**WHAT IS ASKED**
Output the records exactly as they appear, with no pictures included.

**TASK INPUTS**
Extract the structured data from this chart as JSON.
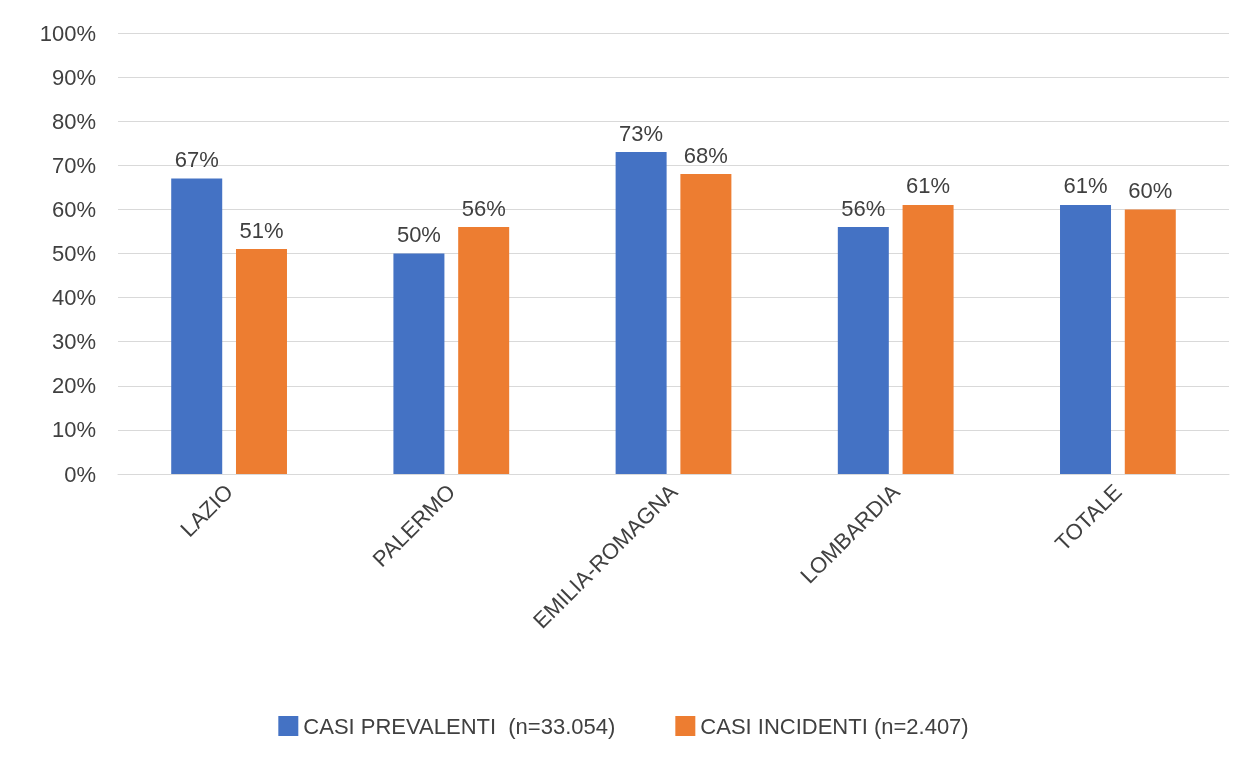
{
  "chart_data": {
    "type": "bar",
    "categories": [
      "LAZIO",
      "PALERMO",
      "EMILIA-ROMAGNA",
      "LOMBARDIA",
      "TOTALE"
    ],
    "series": [
      {
        "name": "CASI PREVALENTI  (n=33.054)",
        "color": "#4472c4",
        "values": [
          67,
          50,
          73,
          56,
          61
        ],
        "value_labels": [
          "67%",
          "50%",
          "73%",
          "56%",
          "61%"
        ]
      },
      {
        "name": "CASI INCIDENTI (n=2.407)",
        "color": "#ed7d31",
        "values": [
          51,
          56,
          68,
          61,
          60
        ],
        "value_labels": [
          "51%",
          "56%",
          "68%",
          "61%",
          "60%"
        ]
      }
    ],
    "ylim": [
      0,
      100
    ],
    "yticks": [
      {
        "value": 0,
        "label": "0%"
      },
      {
        "value": 10,
        "label": "10%"
      },
      {
        "value": 20,
        "label": "20%"
      },
      {
        "value": 30,
        "label": "30%"
      },
      {
        "value": 40,
        "label": "40%"
      },
      {
        "value": 50,
        "label": "50%"
      },
      {
        "value": 60,
        "label": "60%"
      },
      {
        "value": 70,
        "label": "70%"
      },
      {
        "value": 80,
        "label": "80%"
      },
      {
        "value": 90,
        "label": "90%"
      },
      {
        "value": 100,
        "label": "100%"
      }
    ],
    "grid": "y",
    "legend": "bottom"
  }
}
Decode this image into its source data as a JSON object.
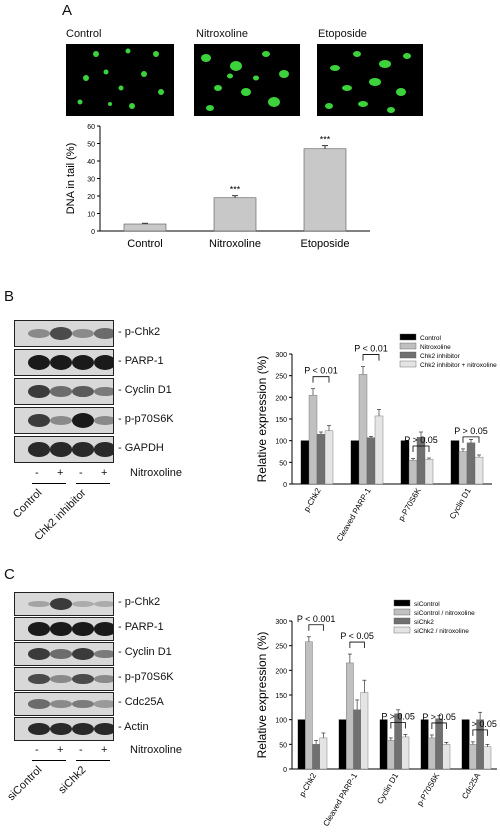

**SOLUTION**
Extract the structured data from this chart as JSON.
{
  "chart_data": {
    "type": "bar",
    "categories": [
      "LAZIO",
      "PALERMO",
      "EMILIA-ROMAGNA",
      "LOMBARDIA",
      "TOTALE"
    ],
    "series": [
      {
        "name": "CASI PREVALENTI  (n=33.054)",
        "color": "#4472c4",
        "values": [
          67,
          50,
          73,
          56,
          61
        ],
        "value_labels": [
          "67%",
          "50%",
          "73%",
          "56%",
          "61%"
        ]
      },
      {
        "name": "CASI INCIDENTI (n=2.407)",
        "color": "#ed7d31",
        "values": [
          51,
          56,
          68,
          61,
          60
        ],
        "value_labels": [
          "51%",
          "56%",
          "68%",
          "61%",
          "60%"
        ]
      }
    ],
    "ylim": [
      0,
      100
    ],
    "yticks": [
      {
        "value": 0,
        "label": "0%"
      },
      {
        "value": 10,
        "label": "10%"
      },
      {
        "value": 20,
        "label": "20%"
      },
      {
        "value": 30,
        "label": "30%"
      },
      {
        "value": 40,
        "label": "40%"
      },
      {
        "value": 50,
        "label": "50%"
      },
      {
        "value": 60,
        "label": "60%"
      },
      {
        "value": 70,
        "label": "70%"
      },
      {
        "value": 80,
        "label": "80%"
      },
      {
        "value": 90,
        "label": "90%"
      },
      {
        "value": 100,
        "label": "100%"
      }
    ],
    "grid": "y",
    "legend": "bottom"
  }
}
Decode this image into its source data as a JSON object.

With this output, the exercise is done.